■ REQUEST
Reproduce the entries exactly.

-------- EXTRACTED DATA --------

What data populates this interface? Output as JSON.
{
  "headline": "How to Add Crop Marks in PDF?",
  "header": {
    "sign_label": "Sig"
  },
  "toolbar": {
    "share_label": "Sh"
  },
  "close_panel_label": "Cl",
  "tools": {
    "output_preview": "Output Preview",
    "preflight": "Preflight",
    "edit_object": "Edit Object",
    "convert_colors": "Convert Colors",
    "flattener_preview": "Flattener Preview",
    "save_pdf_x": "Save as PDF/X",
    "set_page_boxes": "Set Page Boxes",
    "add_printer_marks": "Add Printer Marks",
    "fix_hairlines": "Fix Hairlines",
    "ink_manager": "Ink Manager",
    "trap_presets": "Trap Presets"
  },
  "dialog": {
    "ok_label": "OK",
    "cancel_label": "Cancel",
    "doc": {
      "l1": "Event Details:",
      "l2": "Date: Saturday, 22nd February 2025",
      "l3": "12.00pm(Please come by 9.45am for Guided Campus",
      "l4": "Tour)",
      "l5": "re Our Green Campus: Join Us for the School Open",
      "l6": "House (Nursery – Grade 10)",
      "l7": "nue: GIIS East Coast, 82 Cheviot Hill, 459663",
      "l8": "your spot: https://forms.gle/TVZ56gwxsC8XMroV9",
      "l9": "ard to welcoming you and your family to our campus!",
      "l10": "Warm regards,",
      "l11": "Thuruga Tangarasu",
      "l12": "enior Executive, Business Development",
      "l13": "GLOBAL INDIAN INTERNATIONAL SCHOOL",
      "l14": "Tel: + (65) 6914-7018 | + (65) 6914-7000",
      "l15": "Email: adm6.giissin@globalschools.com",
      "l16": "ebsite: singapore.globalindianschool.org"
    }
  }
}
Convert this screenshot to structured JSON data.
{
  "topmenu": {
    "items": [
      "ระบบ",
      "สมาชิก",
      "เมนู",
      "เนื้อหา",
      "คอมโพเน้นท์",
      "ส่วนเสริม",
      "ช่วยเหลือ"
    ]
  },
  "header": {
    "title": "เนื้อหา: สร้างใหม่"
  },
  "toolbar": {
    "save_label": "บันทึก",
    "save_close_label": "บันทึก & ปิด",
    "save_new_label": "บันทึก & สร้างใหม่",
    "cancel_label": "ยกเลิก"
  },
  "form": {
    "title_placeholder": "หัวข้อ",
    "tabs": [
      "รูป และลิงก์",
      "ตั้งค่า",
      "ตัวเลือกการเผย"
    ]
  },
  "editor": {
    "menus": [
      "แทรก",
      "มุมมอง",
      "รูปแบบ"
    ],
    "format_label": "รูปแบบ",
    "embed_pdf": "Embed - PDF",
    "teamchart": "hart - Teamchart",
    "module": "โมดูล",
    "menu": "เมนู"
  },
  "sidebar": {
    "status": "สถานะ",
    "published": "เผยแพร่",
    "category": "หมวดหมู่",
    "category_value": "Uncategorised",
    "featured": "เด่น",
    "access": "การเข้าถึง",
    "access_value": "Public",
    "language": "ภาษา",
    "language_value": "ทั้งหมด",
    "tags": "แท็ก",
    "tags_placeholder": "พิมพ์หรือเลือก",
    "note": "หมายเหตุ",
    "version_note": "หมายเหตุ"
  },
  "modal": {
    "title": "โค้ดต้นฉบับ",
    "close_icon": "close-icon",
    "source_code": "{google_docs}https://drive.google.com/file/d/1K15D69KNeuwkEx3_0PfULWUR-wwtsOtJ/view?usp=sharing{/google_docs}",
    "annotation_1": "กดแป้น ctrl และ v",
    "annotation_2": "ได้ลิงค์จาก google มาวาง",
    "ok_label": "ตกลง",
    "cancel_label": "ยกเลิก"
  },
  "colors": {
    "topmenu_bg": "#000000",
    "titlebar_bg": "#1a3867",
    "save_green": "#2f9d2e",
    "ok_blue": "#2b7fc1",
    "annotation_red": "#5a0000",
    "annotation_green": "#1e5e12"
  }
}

--------

■ OUTPUT
What data populates this interface? Output as JSON.
{
  "headline": "How to Add Crop Marks in PDF?",
  "header": {
    "sign_label": "Sig"
  },
  "toolbar": {
    "share_label": "Sh"
  },
  "close_panel_label": "Cl",
  "tools": {
    "output_preview": "Output Preview",
    "preflight": "Preflight",
    "edit_object": "Edit Object",
    "convert_colors": "Convert Colors",
    "flattener_preview": "Flattener Preview",
    "save_pdf_x": "Save as PDF/X",
    "set_page_boxes": "Set Page Boxes",
    "add_printer_marks": "Add Printer Marks",
    "fix_hairlines": "Fix Hairlines",
    "ink_manager": "Ink Manager",
    "trap_presets": "Trap Presets"
  },
  "dialog": {
    "ok_label": "OK",
    "cancel_label": "Cancel",
    "doc": {
      "l1": "Event Details:",
      "l2": "Date: Saturday, 22nd February 2025",
      "l3": "12.00pm(Please come by 9.45am for Guided Campus",
      "l4": "Tour)",
      "l5": "re Our Green Campus: Join Us for the School Open",
      "l6": "House (Nursery – Grade 10)",
      "l7": "nue: GIIS East Coast, 82 Cheviot Hill, 459663",
      "l8": "your spot: https://forms.gle/TVZ56gwxsC8XMroV9",
      "l9": "ard to welcoming you and your family to our campus!",
      "l10": "Warm regards,",
      "l11": "Thuruga Tangarasu",
      "l12": "enior Executive, Business Development",
      "l13": "GLOBAL INDIAN INTERNATIONAL SCHOOL",
      "l14": "Tel: + (65) 6914-7018 | + (65) 6914-7000",
      "l15": "Email: adm6.giissin@globalschools.com",
      "l16": "ebsite: singapore.globalindianschool.org"
    }
  }
}
Convert this screenshot to structured JSON data.
{
  "topmenu": {
    "items": [
      "ระบบ",
      "สมาชิก",
      "เมนู",
      "เนื้อหา",
      "คอมโพเน้นท์",
      "ส่วนเสริม",
      "ช่วยเหลือ"
    ]
  },
  "header": {
    "title": "เนื้อหา: สร้างใหม่"
  },
  "toolbar": {
    "save_label": "บันทึก",
    "save_close_label": "บันทึก & ปิด",
    "save_new_label": "บันทึก & สร้างใหม่",
    "cancel_label": "ยกเลิก"
  },
  "form": {
    "title_placeholder": "หัวข้อ",
    "tabs": [
      "รูป และลิงก์",
      "ตั้งค่า",
      "ตัวเลือกการเผย"
    ]
  },
  "editor": {
    "menus": [
      "แทรก",
      "มุมมอง",
      "รูปแบบ"
    ],
    "format_label": "รูปแบบ",
    "embed_pdf": "Embed - PDF",
    "teamchart": "hart - Teamchart",
    "module": "โมดูล",
    "menu": "เมนู"
  },
  "sidebar": {
    "status": "สถานะ",
    "published": "เผยแพร่",
    "category": "หมวดหมู่",
    "category_value": "Uncategorised",
    "featured": "เด่น",
    "access": "การเข้าถึง",
    "access_value": "Public",
    "language": "ภาษา",
    "language_value": "ทั้งหมด",
    "tags": "แท็ก",
    "tags_placeholder": "พิมพ์หรือเลือก",
    "note": "หมายเหตุ",
    "version_note": "หมายเหตุ"
  },
  "modal": {
    "title": "โค้ดต้นฉบับ",
    "close_icon": "close-icon",
    "source_code": "{google_docs}https://drive.google.com/file/d/1K15D69KNeuwkEx3_0PfULWUR-wwtsOtJ/view?usp=sharing{/google_docs}",
    "annotation_1": "กดแป้น ctrl และ v",
    "annotation_2": "ได้ลิงค์จาก google มาวาง",
    "ok_label": "ตกลง",
    "cancel_label": "ยกเลิก"
  },
  "colors": {
    "topmenu_bg": "#000000",
    "titlebar_bg": "#1a3867",
    "save_green": "#2f9d2e",
    "ok_blue": "#2b7fc1",
    "annotation_red": "#5a0000",
    "annotation_green": "#1e5e12"
  }
}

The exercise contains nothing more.